> **EXERCISE DIRECTIONS**: Only the lines from the one with "Transcribe the text in this document." through the final line should be given again, exactly as they appear, minus the pictures.

Dataset items
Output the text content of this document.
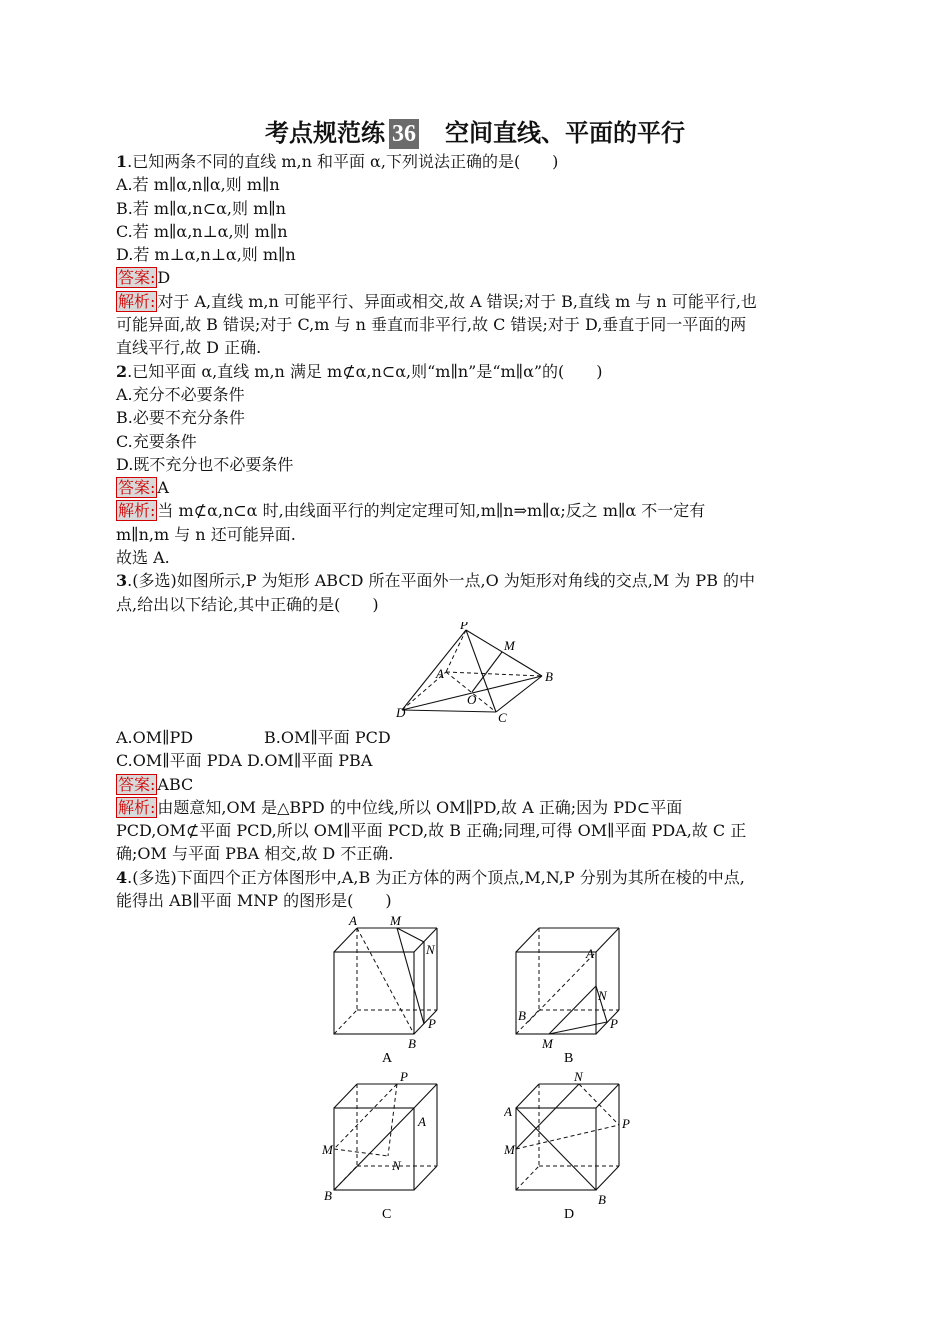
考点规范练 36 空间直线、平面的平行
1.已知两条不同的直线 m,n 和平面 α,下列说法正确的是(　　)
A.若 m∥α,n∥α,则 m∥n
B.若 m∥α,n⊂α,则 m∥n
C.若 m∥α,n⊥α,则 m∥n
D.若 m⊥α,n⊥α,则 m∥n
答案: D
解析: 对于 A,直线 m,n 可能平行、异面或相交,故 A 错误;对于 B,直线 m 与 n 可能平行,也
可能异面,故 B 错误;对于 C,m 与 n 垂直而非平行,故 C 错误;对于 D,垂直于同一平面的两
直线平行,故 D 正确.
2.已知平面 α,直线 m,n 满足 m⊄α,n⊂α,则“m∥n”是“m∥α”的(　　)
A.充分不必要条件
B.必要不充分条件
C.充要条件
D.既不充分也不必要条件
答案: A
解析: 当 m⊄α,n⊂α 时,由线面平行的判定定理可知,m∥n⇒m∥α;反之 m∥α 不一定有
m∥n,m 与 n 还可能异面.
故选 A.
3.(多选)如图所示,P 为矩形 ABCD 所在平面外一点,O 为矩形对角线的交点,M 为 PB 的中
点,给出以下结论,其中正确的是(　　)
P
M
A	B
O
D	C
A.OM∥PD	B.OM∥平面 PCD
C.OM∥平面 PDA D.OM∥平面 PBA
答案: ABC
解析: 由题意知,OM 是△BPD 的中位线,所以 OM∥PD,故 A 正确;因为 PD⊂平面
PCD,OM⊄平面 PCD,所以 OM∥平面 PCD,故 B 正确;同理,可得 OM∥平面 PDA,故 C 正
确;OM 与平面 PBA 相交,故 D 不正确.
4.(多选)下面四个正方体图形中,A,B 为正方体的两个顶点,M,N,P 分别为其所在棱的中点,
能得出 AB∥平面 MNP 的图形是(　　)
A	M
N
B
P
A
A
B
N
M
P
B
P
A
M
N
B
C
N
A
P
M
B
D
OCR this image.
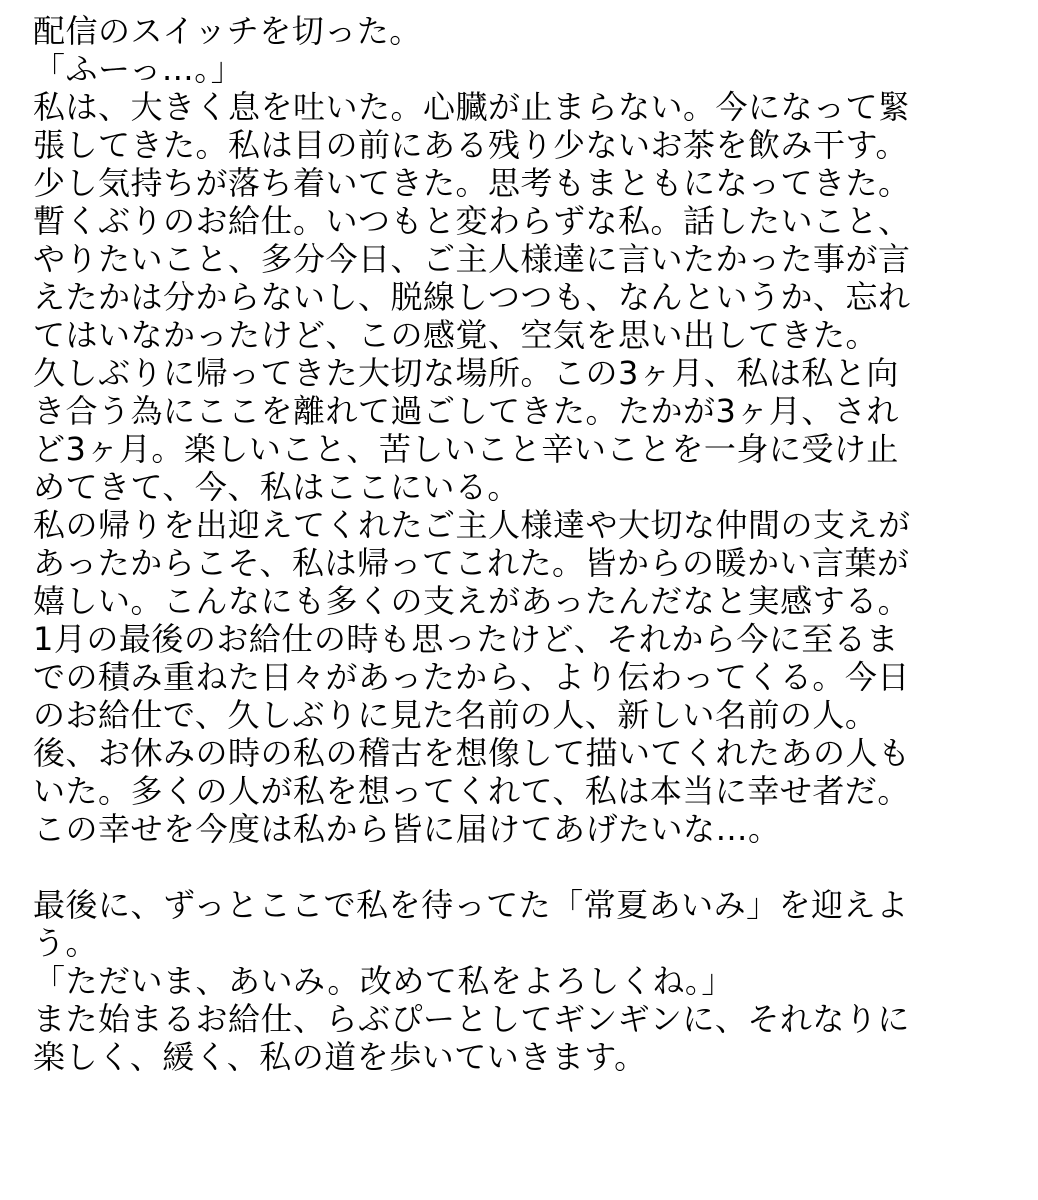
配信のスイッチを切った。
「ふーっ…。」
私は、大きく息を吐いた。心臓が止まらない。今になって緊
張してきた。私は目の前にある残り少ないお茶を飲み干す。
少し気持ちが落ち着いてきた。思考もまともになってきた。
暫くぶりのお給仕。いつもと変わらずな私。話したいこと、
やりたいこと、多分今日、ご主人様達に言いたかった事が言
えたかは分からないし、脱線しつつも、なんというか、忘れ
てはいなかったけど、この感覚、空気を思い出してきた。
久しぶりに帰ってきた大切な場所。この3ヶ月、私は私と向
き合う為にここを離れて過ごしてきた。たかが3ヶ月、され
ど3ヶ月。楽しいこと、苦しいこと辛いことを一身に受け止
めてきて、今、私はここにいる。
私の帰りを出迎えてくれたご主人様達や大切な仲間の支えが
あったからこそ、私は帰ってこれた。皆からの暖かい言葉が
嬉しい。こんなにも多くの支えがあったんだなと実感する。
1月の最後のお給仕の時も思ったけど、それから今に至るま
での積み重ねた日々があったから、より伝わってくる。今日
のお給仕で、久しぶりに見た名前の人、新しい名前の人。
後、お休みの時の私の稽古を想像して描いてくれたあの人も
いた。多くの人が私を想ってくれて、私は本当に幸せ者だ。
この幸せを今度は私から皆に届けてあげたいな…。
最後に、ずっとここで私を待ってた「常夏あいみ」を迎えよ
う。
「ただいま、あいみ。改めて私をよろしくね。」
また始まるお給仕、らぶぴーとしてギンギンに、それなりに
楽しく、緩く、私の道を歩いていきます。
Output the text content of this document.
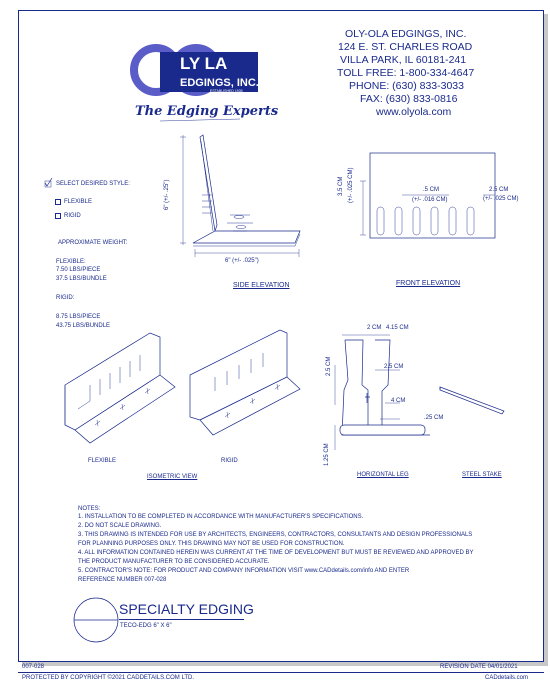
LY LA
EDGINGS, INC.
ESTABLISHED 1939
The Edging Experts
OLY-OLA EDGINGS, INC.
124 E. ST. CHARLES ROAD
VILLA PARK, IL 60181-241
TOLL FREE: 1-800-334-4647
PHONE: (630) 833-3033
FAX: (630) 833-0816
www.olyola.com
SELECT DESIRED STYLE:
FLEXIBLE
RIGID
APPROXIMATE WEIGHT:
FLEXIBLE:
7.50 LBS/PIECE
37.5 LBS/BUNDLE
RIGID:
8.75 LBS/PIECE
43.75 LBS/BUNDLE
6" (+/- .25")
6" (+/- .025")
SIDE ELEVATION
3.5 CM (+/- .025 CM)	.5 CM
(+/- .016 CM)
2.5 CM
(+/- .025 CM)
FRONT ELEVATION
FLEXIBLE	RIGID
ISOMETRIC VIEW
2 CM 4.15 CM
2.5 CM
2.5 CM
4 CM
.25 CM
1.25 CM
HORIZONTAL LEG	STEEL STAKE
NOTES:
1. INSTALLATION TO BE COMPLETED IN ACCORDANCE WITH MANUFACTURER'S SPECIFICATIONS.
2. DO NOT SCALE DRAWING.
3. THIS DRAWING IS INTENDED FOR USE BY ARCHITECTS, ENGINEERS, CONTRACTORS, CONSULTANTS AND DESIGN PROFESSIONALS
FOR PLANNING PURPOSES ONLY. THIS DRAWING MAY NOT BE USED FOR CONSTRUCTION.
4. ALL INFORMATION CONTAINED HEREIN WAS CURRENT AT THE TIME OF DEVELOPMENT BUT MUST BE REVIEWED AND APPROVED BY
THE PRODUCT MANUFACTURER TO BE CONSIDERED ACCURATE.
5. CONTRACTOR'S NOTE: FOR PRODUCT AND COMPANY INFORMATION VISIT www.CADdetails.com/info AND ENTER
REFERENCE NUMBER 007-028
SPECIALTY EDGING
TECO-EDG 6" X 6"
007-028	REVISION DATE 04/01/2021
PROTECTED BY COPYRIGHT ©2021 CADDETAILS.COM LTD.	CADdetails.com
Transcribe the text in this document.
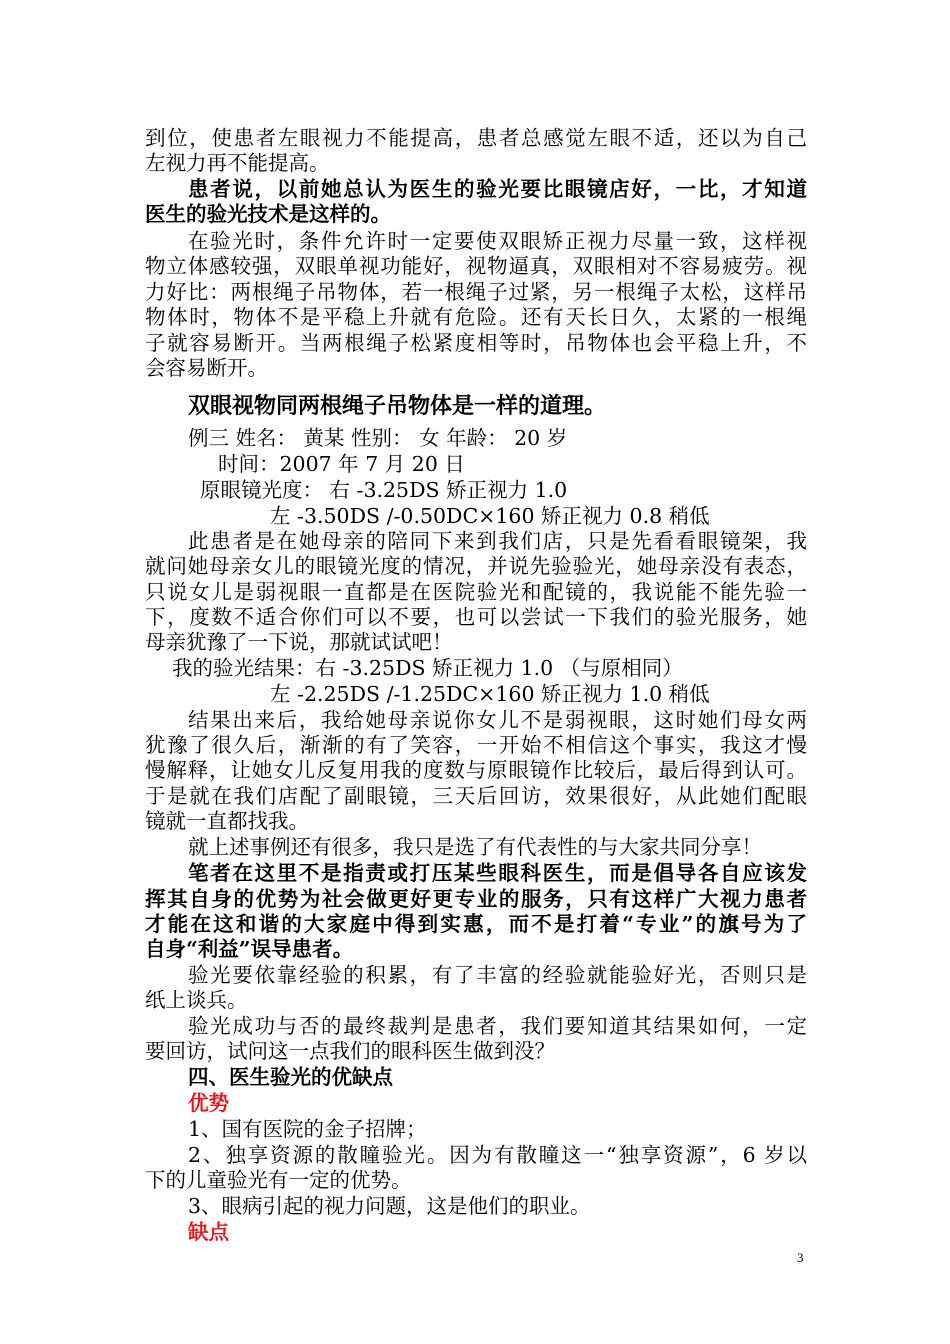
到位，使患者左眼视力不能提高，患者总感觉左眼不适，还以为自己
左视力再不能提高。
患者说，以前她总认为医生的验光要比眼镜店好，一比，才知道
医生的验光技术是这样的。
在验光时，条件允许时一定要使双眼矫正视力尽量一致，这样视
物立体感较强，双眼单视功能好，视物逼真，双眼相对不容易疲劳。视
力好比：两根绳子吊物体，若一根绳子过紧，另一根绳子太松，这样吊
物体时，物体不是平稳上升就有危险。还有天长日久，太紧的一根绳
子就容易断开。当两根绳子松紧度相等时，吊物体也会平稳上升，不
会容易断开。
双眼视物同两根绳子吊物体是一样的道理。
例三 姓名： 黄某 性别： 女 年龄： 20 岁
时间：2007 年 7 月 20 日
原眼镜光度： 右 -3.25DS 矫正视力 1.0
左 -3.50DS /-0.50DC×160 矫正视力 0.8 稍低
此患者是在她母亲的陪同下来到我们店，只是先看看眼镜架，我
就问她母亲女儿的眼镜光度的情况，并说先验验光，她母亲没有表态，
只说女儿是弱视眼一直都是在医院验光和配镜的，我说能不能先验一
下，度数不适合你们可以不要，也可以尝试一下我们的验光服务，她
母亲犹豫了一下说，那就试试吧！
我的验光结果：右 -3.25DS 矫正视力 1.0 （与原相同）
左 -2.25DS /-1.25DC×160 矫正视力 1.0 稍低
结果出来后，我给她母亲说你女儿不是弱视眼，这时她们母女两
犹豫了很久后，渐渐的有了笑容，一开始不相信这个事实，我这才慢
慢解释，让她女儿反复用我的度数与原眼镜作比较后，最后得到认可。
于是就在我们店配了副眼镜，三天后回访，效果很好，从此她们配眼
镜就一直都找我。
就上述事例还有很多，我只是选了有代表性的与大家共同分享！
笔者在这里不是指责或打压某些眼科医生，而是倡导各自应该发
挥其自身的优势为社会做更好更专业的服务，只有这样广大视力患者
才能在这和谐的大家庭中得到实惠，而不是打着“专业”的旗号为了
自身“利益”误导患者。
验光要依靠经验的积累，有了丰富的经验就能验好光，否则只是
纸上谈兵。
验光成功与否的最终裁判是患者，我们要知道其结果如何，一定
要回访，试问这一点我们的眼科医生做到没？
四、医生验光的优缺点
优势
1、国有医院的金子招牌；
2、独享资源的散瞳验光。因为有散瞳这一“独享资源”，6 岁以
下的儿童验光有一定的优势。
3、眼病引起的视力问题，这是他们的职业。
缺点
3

> **RESULT**:
Transcribe the text in this document.
到位，使患者左眼视力不能提高，患者总感觉左眼不适，还以为自己
左视力再不能提高。
患者说，以前她总认为医生的验光要比眼镜店好，一比，才知道
医生的验光技术是这样的。
在验光时，条件允许时一定要使双眼矫正视力尽量一致，这样视
物立体感较强，双眼单视功能好，视物逼真，双眼相对不容易疲劳。视
力好比：两根绳子吊物体，若一根绳子过紧，另一根绳子太松，这样吊
物体时，物体不是平稳上升就有危险。还有天长日久，太紧的一根绳
子就容易断开。当两根绳子松紧度相等时，吊物体也会平稳上升，不
会容易断开。
双眼视物同两根绳子吊物体是一样的道理。
例三 姓名： 黄某 性别： 女 年龄： 20 岁
时间：2007 年 7 月 20 日
原眼镜光度： 右 -3.25DS 矫正视力 1.0
左 -3.50DS /-0.50DC×160 矫正视力 0.8 稍低
此患者是在她母亲的陪同下来到我们店，只是先看看眼镜架，我
就问她母亲女儿的眼镜光度的情况，并说先验验光，她母亲没有表态，
只说女儿是弱视眼一直都是在医院验光和配镜的，我说能不能先验一
下，度数不适合你们可以不要，也可以尝试一下我们的验光服务，她
母亲犹豫了一下说，那就试试吧！
我的验光结果：右 -3.25DS 矫正视力 1.0 （与原相同）
左 -2.25DS /-1.25DC×160 矫正视力 1.0 稍低
结果出来后，我给她母亲说你女儿不是弱视眼，这时她们母女两
犹豫了很久后，渐渐的有了笑容，一开始不相信这个事实，我这才慢
慢解释，让她女儿反复用我的度数与原眼镜作比较后，最后得到认可。
于是就在我们店配了副眼镜，三天后回访，效果很好，从此她们配眼
镜就一直都找我。
就上述事例还有很多，我只是选了有代表性的与大家共同分享！
笔者在这里不是指责或打压某些眼科医生，而是倡导各自应该发
挥其自身的优势为社会做更好更专业的服务，只有这样广大视力患者
才能在这和谐的大家庭中得到实惠，而不是打着“专业”的旗号为了
自身“利益”误导患者。
验光要依靠经验的积累，有了丰富的经验就能验好光，否则只是
纸上谈兵。
验光成功与否的最终裁判是患者，我们要知道其结果如何，一定
要回访，试问这一点我们的眼科医生做到没？
四、医生验光的优缺点
优势
1、国有医院的金子招牌；
2、独享资源的散瞳验光。因为有散瞳这一“独享资源”，6 岁以
下的儿童验光有一定的优势。
3、眼病引起的视力问题，这是他们的职业。
缺点
3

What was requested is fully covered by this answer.